▶ [EXERCISE INPUTS]:
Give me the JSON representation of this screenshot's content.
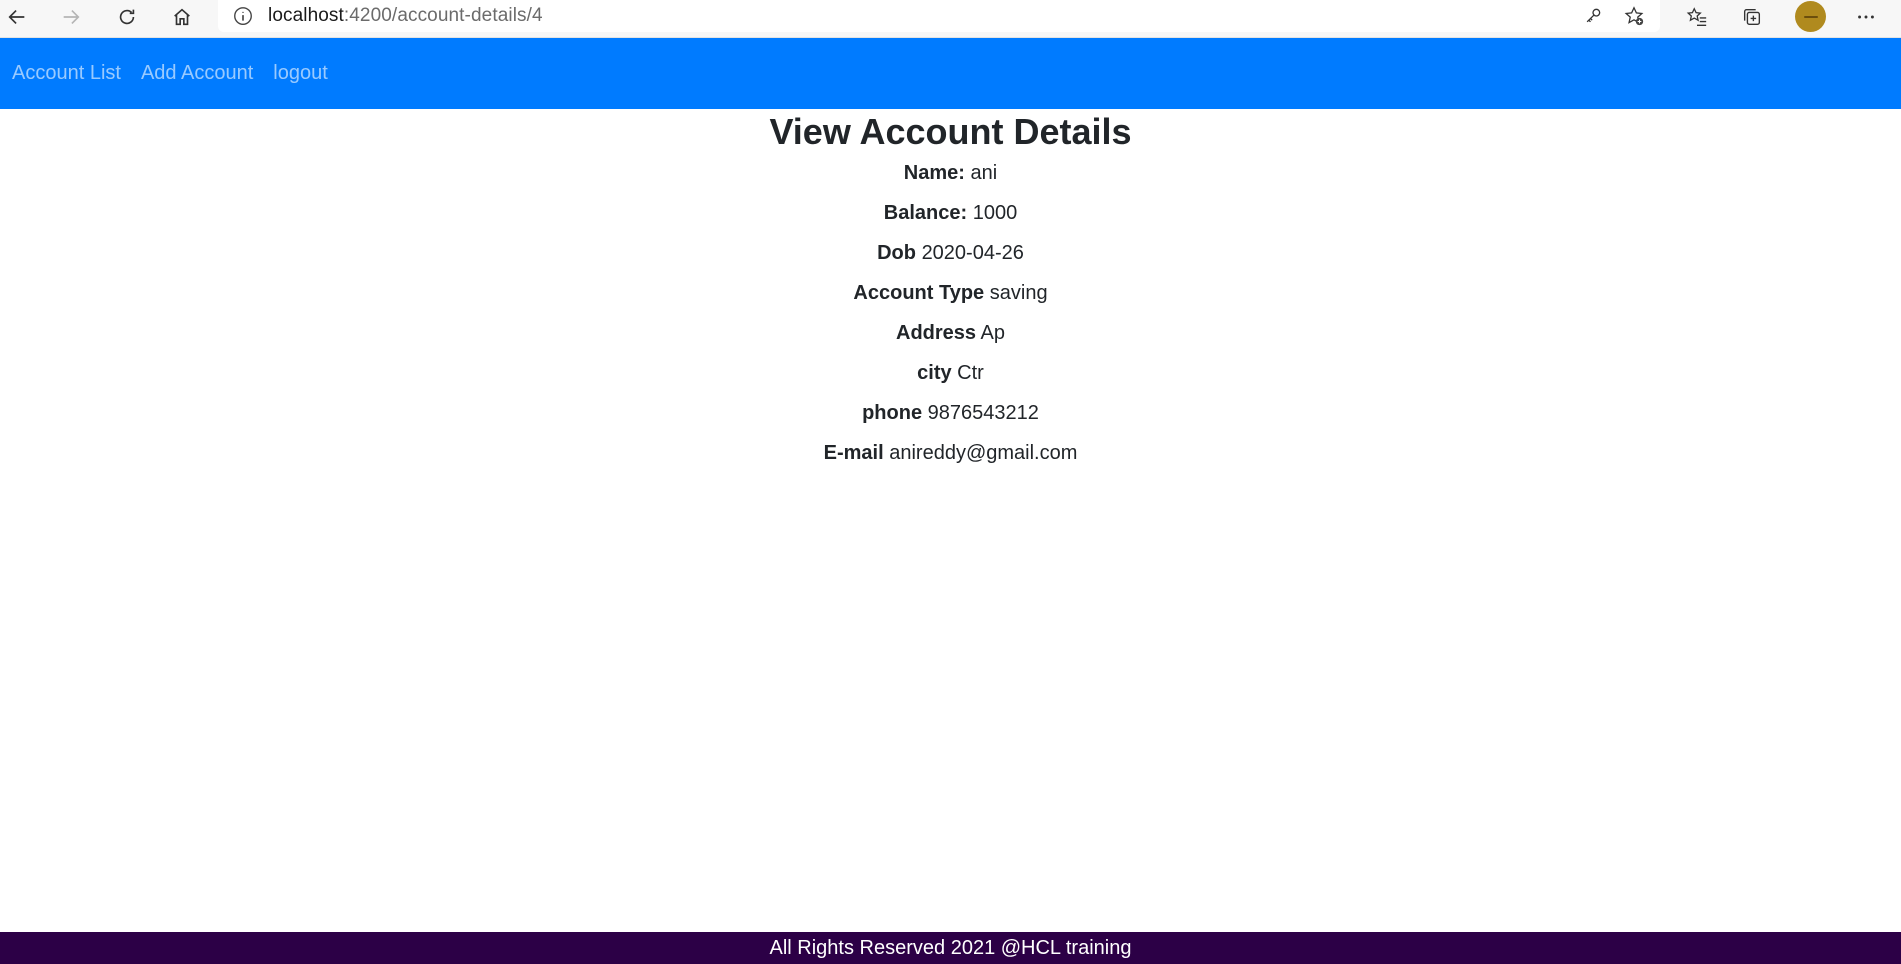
{
  "browser": {
    "url_host": "localhost",
    "url_path": ":4200/account-details/4"
  },
  "navbar": {
    "links": [
      {
        "label": "Account List"
      },
      {
        "label": "Add Account"
      },
      {
        "label": "logout"
      }
    ],
    "background": "#007bff"
  },
  "main": {
    "title": "View Account Details",
    "details": [
      {
        "label": "Name:",
        "value": "ani"
      },
      {
        "label": "Balance:",
        "value": "1000"
      },
      {
        "label": "Dob",
        "value": "2020-04-26"
      },
      {
        "label": "Account Type",
        "value": "saving"
      },
      {
        "label": "Address",
        "value": "Ap"
      },
      {
        "label": "city",
        "value": "Ctr"
      },
      {
        "label": "phone",
        "value": "9876543212"
      },
      {
        "label": "E-mail",
        "value": "anireddy@gmail.com"
      }
    ]
  },
  "footer": {
    "text": "All Rights Reserved 2021 @HCL training",
    "background": "#2c0046"
  }
}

▶ [YOUR TASK]:
Omit the pictures and give the material again, exactly and in full.

▶ [THE COMPLETED TASK]:
Give me the JSON representation of this screenshot's content.
{
  "browser": {
    "url_host": "localhost",
    "url_path": ":4200/account-details/4"
  },
  "navbar": {
    "links": [
      {
        "label": "Account List"
      },
      {
        "label": "Add Account"
      },
      {
        "label": "logout"
      }
    ],
    "background": "#007bff"
  },
  "main": {
    "title": "View Account Details",
    "details": [
      {
        "label": "Name:",
        "value": "ani"
      },
      {
        "label": "Balance:",
        "value": "1000"
      },
      {
        "label": "Dob",
        "value": "2020-04-26"
      },
      {
        "label": "Account Type",
        "value": "saving"
      },
      {
        "label": "Address",
        "value": "Ap"
      },
      {
        "label": "city",
        "value": "Ctr"
      },
      {
        "label": "phone",
        "value": "9876543212"
      },
      {
        "label": "E-mail",
        "value": "anireddy@gmail.com"
      }
    ]
  },
  "footer": {
    "text": "All Rights Reserved 2021 @HCL training",
    "background": "#2c0046"
  }
}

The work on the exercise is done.